- **REQUIRED WORK**: Copy out the records precisely, omitting pictures.
==== GIVEN DATA ====
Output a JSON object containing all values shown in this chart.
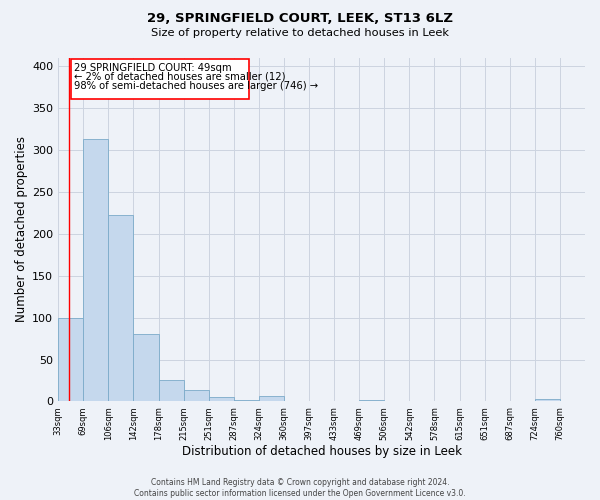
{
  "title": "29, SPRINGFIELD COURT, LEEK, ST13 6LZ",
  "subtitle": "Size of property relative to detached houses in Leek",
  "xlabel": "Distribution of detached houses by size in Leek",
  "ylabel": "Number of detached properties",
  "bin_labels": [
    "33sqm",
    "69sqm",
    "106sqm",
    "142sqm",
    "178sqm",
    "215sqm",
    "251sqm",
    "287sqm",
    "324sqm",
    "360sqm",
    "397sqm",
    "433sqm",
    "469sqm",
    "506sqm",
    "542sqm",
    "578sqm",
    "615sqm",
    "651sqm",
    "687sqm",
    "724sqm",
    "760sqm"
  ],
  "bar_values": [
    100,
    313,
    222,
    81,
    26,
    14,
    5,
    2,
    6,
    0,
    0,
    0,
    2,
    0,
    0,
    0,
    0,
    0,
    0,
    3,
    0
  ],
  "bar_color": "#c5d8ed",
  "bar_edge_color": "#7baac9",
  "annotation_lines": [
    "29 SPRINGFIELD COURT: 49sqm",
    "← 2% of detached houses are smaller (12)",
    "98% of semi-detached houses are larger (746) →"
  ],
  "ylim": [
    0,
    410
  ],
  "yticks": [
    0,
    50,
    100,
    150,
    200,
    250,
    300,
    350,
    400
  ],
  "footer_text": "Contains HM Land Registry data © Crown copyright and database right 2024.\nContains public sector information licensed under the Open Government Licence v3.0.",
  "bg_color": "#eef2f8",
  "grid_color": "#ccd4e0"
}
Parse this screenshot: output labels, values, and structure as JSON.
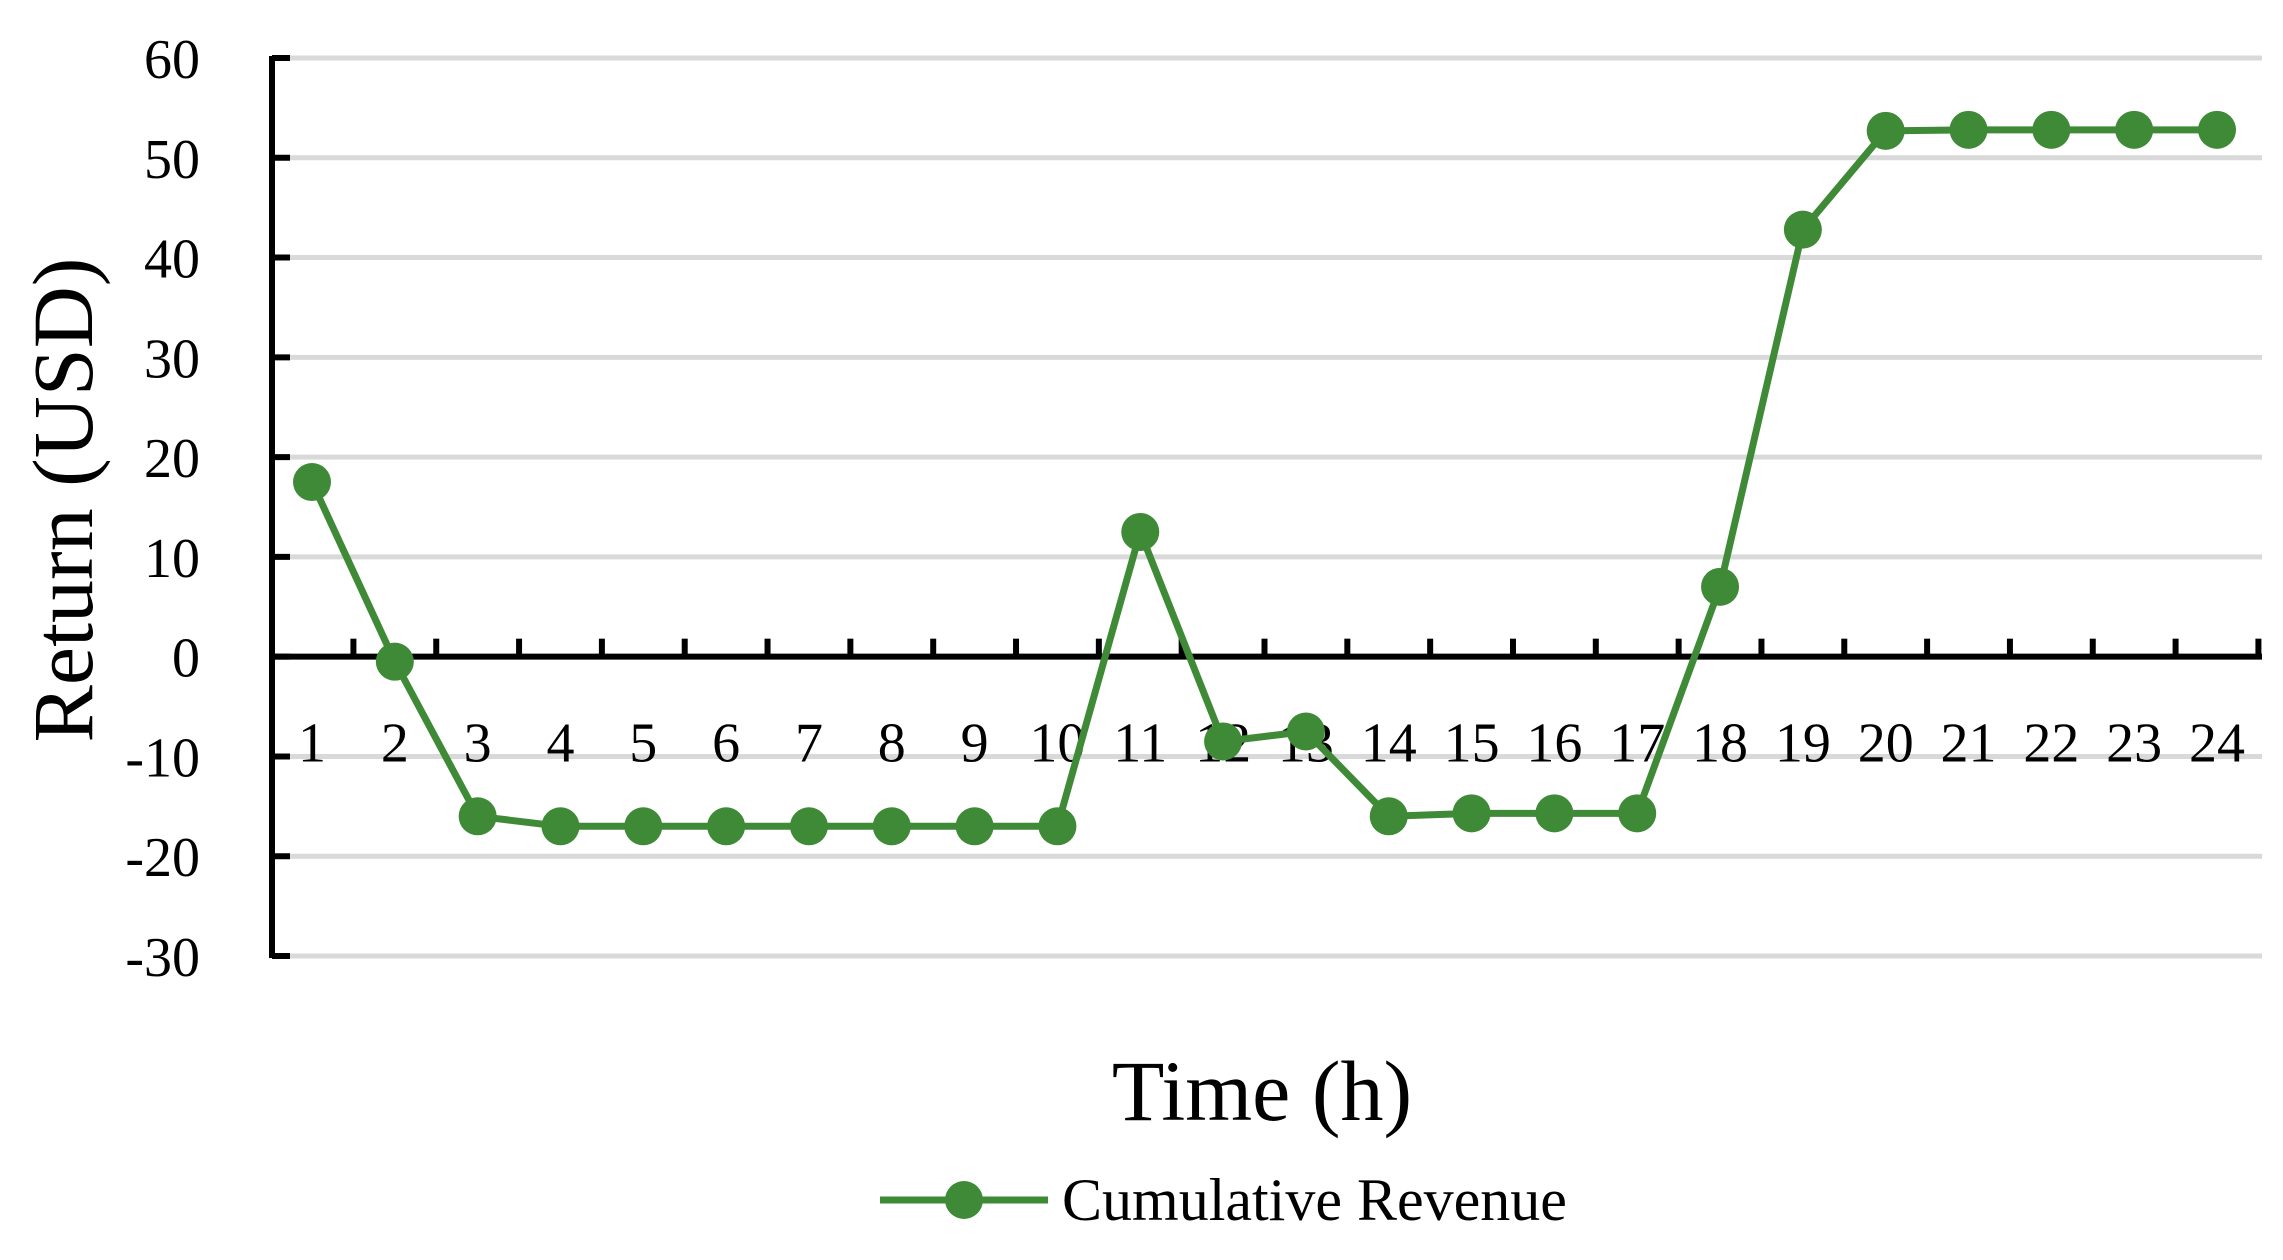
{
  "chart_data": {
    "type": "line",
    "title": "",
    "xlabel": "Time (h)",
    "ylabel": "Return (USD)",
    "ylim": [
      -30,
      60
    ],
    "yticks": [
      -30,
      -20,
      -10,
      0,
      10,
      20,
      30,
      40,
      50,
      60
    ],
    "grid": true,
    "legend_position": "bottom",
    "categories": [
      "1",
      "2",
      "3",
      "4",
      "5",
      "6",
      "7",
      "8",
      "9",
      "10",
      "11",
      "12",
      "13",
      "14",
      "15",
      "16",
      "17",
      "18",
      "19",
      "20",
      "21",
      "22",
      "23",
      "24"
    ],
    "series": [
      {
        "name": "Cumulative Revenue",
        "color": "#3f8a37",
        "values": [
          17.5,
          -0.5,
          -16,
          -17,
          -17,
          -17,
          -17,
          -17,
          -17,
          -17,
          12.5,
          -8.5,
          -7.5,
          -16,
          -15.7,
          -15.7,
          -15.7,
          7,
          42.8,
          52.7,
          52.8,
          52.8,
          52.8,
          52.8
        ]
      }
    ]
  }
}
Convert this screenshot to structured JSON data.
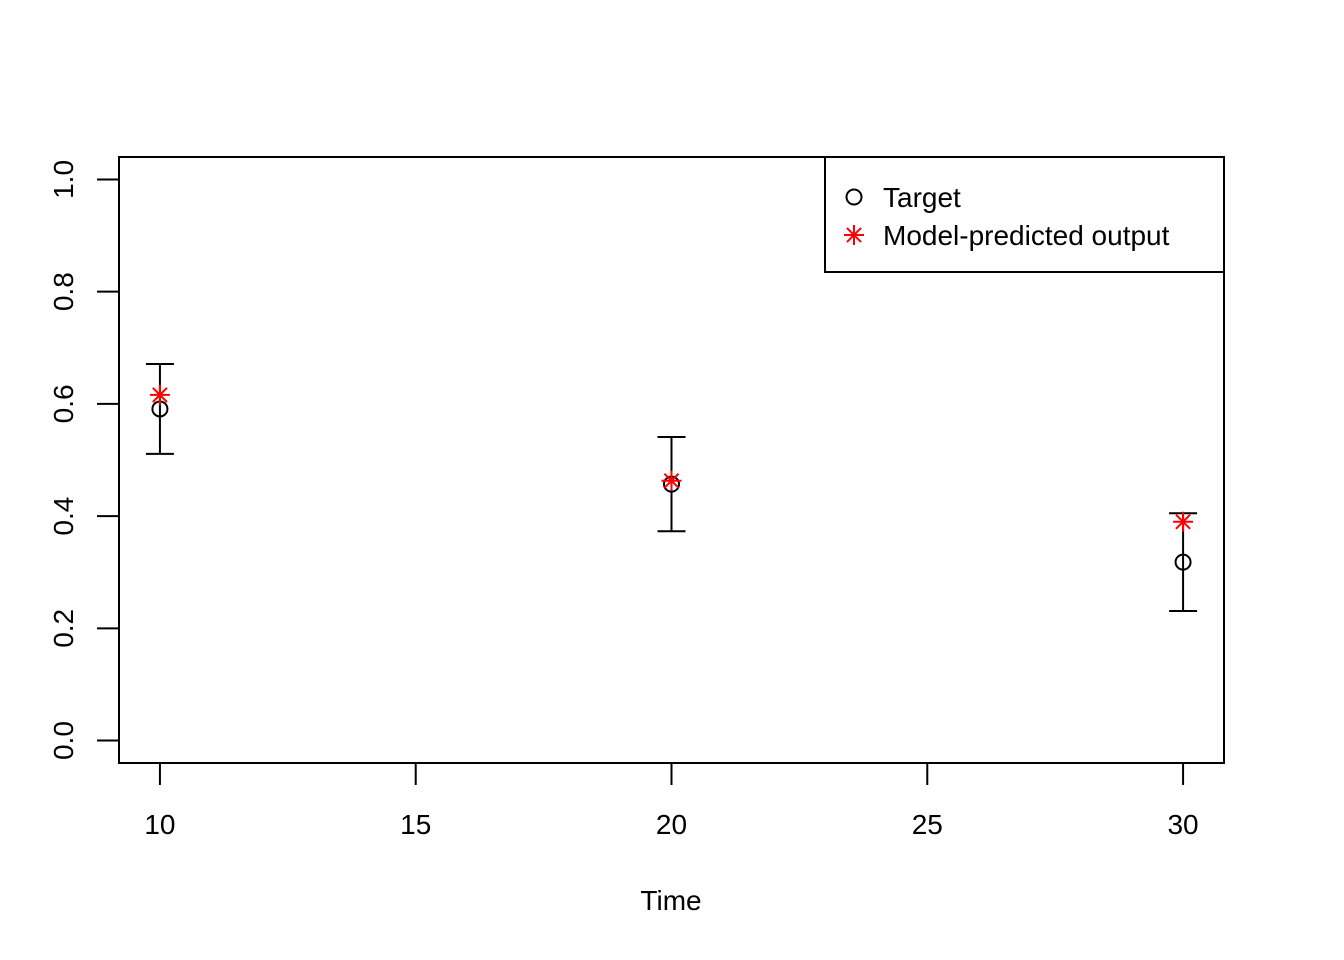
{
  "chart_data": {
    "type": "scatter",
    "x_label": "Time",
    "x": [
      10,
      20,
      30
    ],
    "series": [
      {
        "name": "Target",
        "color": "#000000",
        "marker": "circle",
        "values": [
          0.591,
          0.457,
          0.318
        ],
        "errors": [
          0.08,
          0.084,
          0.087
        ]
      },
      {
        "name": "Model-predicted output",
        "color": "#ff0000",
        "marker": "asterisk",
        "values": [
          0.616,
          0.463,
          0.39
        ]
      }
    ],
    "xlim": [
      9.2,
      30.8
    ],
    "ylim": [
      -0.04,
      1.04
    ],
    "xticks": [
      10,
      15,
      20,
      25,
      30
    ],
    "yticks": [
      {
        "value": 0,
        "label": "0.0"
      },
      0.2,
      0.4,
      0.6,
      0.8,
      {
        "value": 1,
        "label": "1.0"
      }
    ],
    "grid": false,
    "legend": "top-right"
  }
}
====
- **WRITTEN RESPONSE**:
Output a JSON object containing all values shown in this chart.
{
  "title": "29, SPRINGFIELD COURT, LEEK, ST13 6LZ",
  "subtitle": "Size of property relative to detached houses in Leek",
  "xlabel": "Distribution of detached houses by size in Leek",
  "ylabel": "Number of detached properties",
  "bin_labels": [
    "33sqm",
    "69sqm",
    "106sqm",
    "142sqm",
    "178sqm",
    "215sqm",
    "251sqm",
    "287sqm",
    "324sqm",
    "360sqm",
    "397sqm",
    "433sqm",
    "469sqm",
    "506sqm",
    "542sqm",
    "578sqm",
    "615sqm",
    "651sqm",
    "687sqm",
    "724sqm",
    "760sqm"
  ],
  "bar_values": [
    100,
    313,
    222,
    81,
    26,
    14,
    5,
    2,
    6,
    0,
    0,
    0,
    2,
    0,
    0,
    0,
    0,
    0,
    0,
    3,
    0
  ],
  "bar_color": "#c5d8ed",
  "bar_edge_color": "#7baac9",
  "annotation_lines": [
    "29 SPRINGFIELD COURT: 49sqm",
    "← 2% of detached houses are smaller (12)",
    "98% of semi-detached houses are larger (746) →"
  ],
  "ylim": [
    0,
    410
  ],
  "yticks": [
    0,
    50,
    100,
    150,
    200,
    250,
    300,
    350,
    400
  ],
  "footer_text": "Contains HM Land Registry data © Crown copyright and database right 2024.\nContains public sector information licensed under the Open Government Licence v3.0.",
  "bg_color": "#eef2f8",
  "grid_color": "#ccd4e0"
}
Parse this screenshot: output labels, values, and structure as JSON.
{
  "chart_data": {
    "type": "line",
    "title": "",
    "xlabel": "Time (h)",
    "ylabel": "Return (USD)",
    "ylim": [
      -30,
      60
    ],
    "yticks": [
      -30,
      -20,
      -10,
      0,
      10,
      20,
      30,
      40,
      50,
      60
    ],
    "grid": true,
    "legend_position": "bottom",
    "categories": [
      "1",
      "2",
      "3",
      "4",
      "5",
      "6",
      "7",
      "8",
      "9",
      "10",
      "11",
      "12",
      "13",
      "14",
      "15",
      "16",
      "17",
      "18",
      "19",
      "20",
      "21",
      "22",
      "23",
      "24"
    ],
    "series": [
      {
        "name": "Cumulative Revenue",
        "color": "#3f8a37",
        "values": [
          17.5,
          -0.5,
          -16,
          -17,
          -17,
          -17,
          -17,
          -17,
          -17,
          -17,
          12.5,
          -8.5,
          -7.5,
          -16,
          -15.7,
          -15.7,
          -15.7,
          7,
          42.8,
          52.7,
          52.8,
          52.8,
          52.8,
          52.8
        ]
      }
    ]
  }
}
Convert this screenshot to structured JSON data.
{
  "chart_data": {
    "type": "scatter",
    "x_label": "Time",
    "x": [
      10,
      20,
      30
    ],
    "series": [
      {
        "name": "Target",
        "color": "#000000",
        "marker": "circle",
        "values": [
          0.591,
          0.457,
          0.318
        ],
        "errors": [
          0.08,
          0.084,
          0.087
        ]
      },
      {
        "name": "Model-predicted output",
        "color": "#ff0000",
        "marker": "asterisk",
        "values": [
          0.616,
          0.463,
          0.39
        ]
      }
    ],
    "xlim": [
      9.2,
      30.8
    ],
    "ylim": [
      -0.04,
      1.04
    ],
    "xticks": [
      10,
      15,
      20,
      25,
      30
    ],
    "yticks": [
      {
        "value": 0,
        "label": "0.0"
      },
      0.2,
      0.4,
      0.6,
      0.8,
      {
        "value": 1,
        "label": "1.0"
      }
    ],
    "grid": false,
    "legend": "top-right"
  }
}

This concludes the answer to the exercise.